■ **WORK INSTRUCTIONS**
Copy each line exactly.

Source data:
☆ ☆ ☆ ☆

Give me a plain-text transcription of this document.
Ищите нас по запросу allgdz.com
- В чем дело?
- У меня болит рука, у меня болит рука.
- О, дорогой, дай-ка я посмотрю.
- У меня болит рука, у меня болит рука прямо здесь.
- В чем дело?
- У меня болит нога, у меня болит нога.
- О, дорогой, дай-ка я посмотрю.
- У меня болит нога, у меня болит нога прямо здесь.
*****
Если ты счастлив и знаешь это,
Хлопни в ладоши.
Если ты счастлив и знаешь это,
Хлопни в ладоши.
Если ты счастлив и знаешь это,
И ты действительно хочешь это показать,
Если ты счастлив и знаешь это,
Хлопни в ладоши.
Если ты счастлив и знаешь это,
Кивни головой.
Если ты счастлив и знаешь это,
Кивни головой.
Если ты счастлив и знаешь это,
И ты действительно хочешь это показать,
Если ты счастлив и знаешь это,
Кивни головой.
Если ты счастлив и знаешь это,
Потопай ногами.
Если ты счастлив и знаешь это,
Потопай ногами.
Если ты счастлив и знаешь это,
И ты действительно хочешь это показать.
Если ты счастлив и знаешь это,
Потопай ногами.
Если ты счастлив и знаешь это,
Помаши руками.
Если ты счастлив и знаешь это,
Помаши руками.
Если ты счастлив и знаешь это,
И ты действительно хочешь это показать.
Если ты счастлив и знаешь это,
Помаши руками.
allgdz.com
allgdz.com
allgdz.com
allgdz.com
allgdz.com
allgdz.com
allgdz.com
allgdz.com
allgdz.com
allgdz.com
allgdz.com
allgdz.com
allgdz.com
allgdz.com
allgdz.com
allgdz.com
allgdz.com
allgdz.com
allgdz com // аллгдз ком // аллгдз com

☆ ☆ ☆ ☆

■ **EXERCISE RESULT**
Give me a plain-text transcription of this document.
Ищите нас по запросу allgdz.com
- В чем дело?
- У меня болит рука, у меня болит рука.
- О, дорогой, дай-ка я посмотрю.
- У меня болит рука, у меня болит рука прямо здесь.
- В чем дело?
- У меня болит нога, у меня болит нога.
- О, дорогой, дай-ка я посмотрю.
- У меня болит нога, у меня болит нога прямо здесь.
*****
Если ты счастлив и знаешь это,
Хлопни в ладоши.
Если ты счастлив и знаешь это,
Хлопни в ладоши.
Если ты счастлив и знаешь это,
И ты действительно хочешь это показать,
Если ты счастлив и знаешь это,
Хлопни в ладоши.
Если ты счастлив и знаешь это,
Кивни головой.
Если ты счастлив и знаешь это,
Кивни головой.
Если ты счастлив и знаешь это,
И ты действительно хочешь это показать,
Если ты счастлив и знаешь это,
Кивни головой.
Если ты счастлив и знаешь это,
Потопай ногами.
Если ты счастлив и знаешь это,
Потопай ногами.
Если ты счастлив и знаешь это,
И ты действительно хочешь это показать.
Если ты счастлив и знаешь это,
Потопай ногами.
Если ты счастлив и знаешь это,
Помаши руками.
Если ты счастлив и знаешь это,
Помаши руками.
Если ты счастлив и знаешь это,
И ты действительно хочешь это показать.
Если ты счастлив и знаешь это,
Помаши руками.
allgdz.com
allgdz.com
allgdz.com
allgdz.com
allgdz.com
allgdz.com
allgdz.com
allgdz.com
allgdz.com
allgdz.com
allgdz.com
allgdz.com
allgdz.com
allgdz.com
allgdz.com
allgdz.com
allgdz.com
allgdz.com
allgdz com // аллгдз ком // аллгдз com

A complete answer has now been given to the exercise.